| PROVIDED INFORMATION |
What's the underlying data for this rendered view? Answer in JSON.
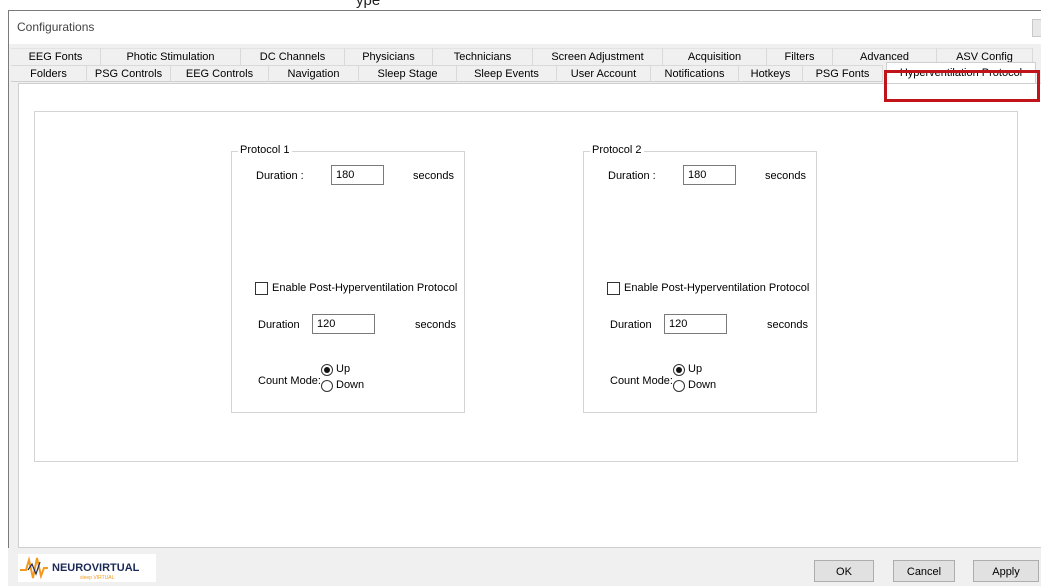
{
  "window_fragment": "ype",
  "dialog_title": "Configurations",
  "tabs_back": [
    {
      "label": "EEG Fonts"
    },
    {
      "label": "Photic Stimulation"
    },
    {
      "label": "DC Channels"
    },
    {
      "label": "Physicians"
    },
    {
      "label": "Technicians"
    },
    {
      "label": "Screen Adjustment"
    },
    {
      "label": "Acquisition"
    },
    {
      "label": "Filters"
    },
    {
      "label": "Advanced"
    },
    {
      "label": "ASV Config"
    }
  ],
  "tabs_front": [
    {
      "label": "Folders"
    },
    {
      "label": "PSG Controls"
    },
    {
      "label": "EEG Controls"
    },
    {
      "label": "Navigation"
    },
    {
      "label": "Sleep Stage"
    },
    {
      "label": "Sleep Events"
    },
    {
      "label": "User Account"
    },
    {
      "label": "Notifications"
    },
    {
      "label": "Hotkeys"
    },
    {
      "label": "PSG Fonts"
    },
    {
      "label": "Hyperventilation Protocol"
    }
  ],
  "active_tab": "Hyperventilation Protocol",
  "protocols": [
    {
      "title": "Protocol 1",
      "duration_label": "Duration :",
      "duration_value": "180",
      "duration_unit": "seconds",
      "post_checkbox_label": "Enable Post-Hyperventilation Protocol",
      "post_enabled": false,
      "post_duration_label": "Duration",
      "post_duration_value": "120",
      "post_duration_unit": "seconds",
      "count_mode_label": "Count Mode:",
      "count_options": [
        "Up",
        "Down"
      ],
      "count_selected": "Up"
    },
    {
      "title": "Protocol 2",
      "duration_label": "Duration :",
      "duration_value": "180",
      "duration_unit": "seconds",
      "post_checkbox_label": "Enable Post-Hyperventilation Protocol",
      "post_enabled": false,
      "post_duration_label": "Duration",
      "post_duration_value": "120",
      "post_duration_unit": "seconds",
      "count_mode_label": "Count Mode:",
      "count_options": [
        "Up",
        "Down"
      ],
      "count_selected": "Up"
    }
  ],
  "logo": {
    "brand": "NEUROVIRTUAL",
    "tagline": "sleep VIRTUAL"
  },
  "buttons": {
    "ok": "OK",
    "cancel": "Cancel",
    "apply": "Apply"
  },
  "colors": {
    "highlight": "#c0141a",
    "logo_orange": "#f39a1e",
    "logo_navy": "#1c2a56"
  }
}
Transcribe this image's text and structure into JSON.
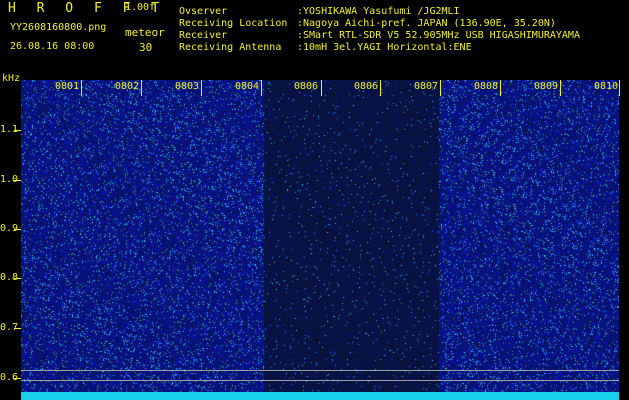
{
  "header": {
    "app_title": "H R O F F T",
    "app_version": "1.00f",
    "filename": "YY2608160800.png",
    "datetime": "26.08.16 08:00",
    "meteor_label": "meteor",
    "meteor_count": "30"
  },
  "info": [
    {
      "label": "Ovserver",
      "value": ":YOSHIKAWA Yasufumi /JG2MLI"
    },
    {
      "label": "Receiving Location",
      "value": ":Nagoya Aichi-pref. JAPAN (136.90E, 35.20N)"
    },
    {
      "label": "Receiver",
      "value": ":SMart RTL-SDR V5 52.905MHz USB HIGASHIMURAYAMA"
    },
    {
      "label": "Receiving Antenna",
      "value": ":10mH 3el.YAGI Horizontal:ENE"
    }
  ],
  "axis": {
    "y_unit": "kHz",
    "y_ticks": [
      "1.1",
      "1.0",
      "0.9",
      "0.8",
      "0.7",
      "0.6"
    ],
    "x_ticks": [
      "0801",
      "0802",
      "0803",
      "0804",
      "0806",
      "0806",
      "0807",
      "0808",
      "0809",
      "0810"
    ]
  },
  "colors": {
    "label": "#f2f21c",
    "background": "#000000",
    "baseline": "#19d0ea"
  }
}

| SHORT EXERCISE |
Reproduce all of the material above word for word. Omit the pictures.

| EXPECTED OUTPUT |
What's the underlying data for this rendered view? Answer in JSON.
{
  "window_fragment": "ype",
  "dialog_title": "Configurations",
  "tabs_back": [
    {
      "label": "EEG Fonts"
    },
    {
      "label": "Photic Stimulation"
    },
    {
      "label": "DC Channels"
    },
    {
      "label": "Physicians"
    },
    {
      "label": "Technicians"
    },
    {
      "label": "Screen Adjustment"
    },
    {
      "label": "Acquisition"
    },
    {
      "label": "Filters"
    },
    {
      "label": "Advanced"
    },
    {
      "label": "ASV Config"
    }
  ],
  "tabs_front": [
    {
      "label": "Folders"
    },
    {
      "label": "PSG Controls"
    },
    {
      "label": "EEG Controls"
    },
    {
      "label": "Navigation"
    },
    {
      "label": "Sleep Stage"
    },
    {
      "label": "Sleep Events"
    },
    {
      "label": "User Account"
    },
    {
      "label": "Notifications"
    },
    {
      "label": "Hotkeys"
    },
    {
      "label": "PSG Fonts"
    },
    {
      "label": "Hyperventilation Protocol"
    }
  ],
  "active_tab": "Hyperventilation Protocol",
  "protocols": [
    {
      "title": "Protocol 1",
      "duration_label": "Duration :",
      "duration_value": "180",
      "duration_unit": "seconds",
      "post_checkbox_label": "Enable Post-Hyperventilation Protocol",
      "post_enabled": false,
      "post_duration_label": "Duration",
      "post_duration_value": "120",
      "post_duration_unit": "seconds",
      "count_mode_label": "Count Mode:",
      "count_options": [
        "Up",
        "Down"
      ],
      "count_selected": "Up"
    },
    {
      "title": "Protocol 2",
      "duration_label": "Duration :",
      "duration_value": "180",
      "duration_unit": "seconds",
      "post_checkbox_label": "Enable Post-Hyperventilation Protocol",
      "post_enabled": false,
      "post_duration_label": "Duration",
      "post_duration_value": "120",
      "post_duration_unit": "seconds",
      "count_mode_label": "Count Mode:",
      "count_options": [
        "Up",
        "Down"
      ],
      "count_selected": "Up"
    }
  ],
  "logo": {
    "brand": "NEUROVIRTUAL",
    "tagline": "sleep VIRTUAL"
  },
  "buttons": {
    "ok": "OK",
    "cancel": "Cancel",
    "apply": "Apply"
  },
  "colors": {
    "highlight": "#c0141a",
    "logo_orange": "#f39a1e",
    "logo_navy": "#1c2a56"
  }
}
Transcribe this image's text and structure into JSON.
{
  "header": {
    "app_title": "H R O F F T",
    "app_version": "1.00f",
    "filename": "YY2608160800.png",
    "datetime": "26.08.16 08:00",
    "meteor_label": "meteor",
    "meteor_count": "30"
  },
  "info": [
    {
      "label": "Ovserver",
      "value": ":YOSHIKAWA Yasufumi /JG2MLI"
    },
    {
      "label": "Receiving Location",
      "value": ":Nagoya Aichi-pref. JAPAN (136.90E, 35.20N)"
    },
    {
      "label": "Receiver",
      "value": ":SMart RTL-SDR V5 52.905MHz USB HIGASHIMURAYAMA"
    },
    {
      "label": "Receiving Antenna",
      "value": ":10mH 3el.YAGI Horizontal:ENE"
    }
  ],
  "axis": {
    "y_unit": "kHz",
    "y_ticks": [
      "1.1",
      "1.0",
      "0.9",
      "0.8",
      "0.7",
      "0.6"
    ],
    "x_ticks": [
      "0801",
      "0802",
      "0803",
      "0804",
      "0806",
      "0806",
      "0807",
      "0808",
      "0809",
      "0810"
    ]
  },
  "colors": {
    "label": "#f2f21c",
    "background": "#000000",
    "baseline": "#19d0ea"
  }
}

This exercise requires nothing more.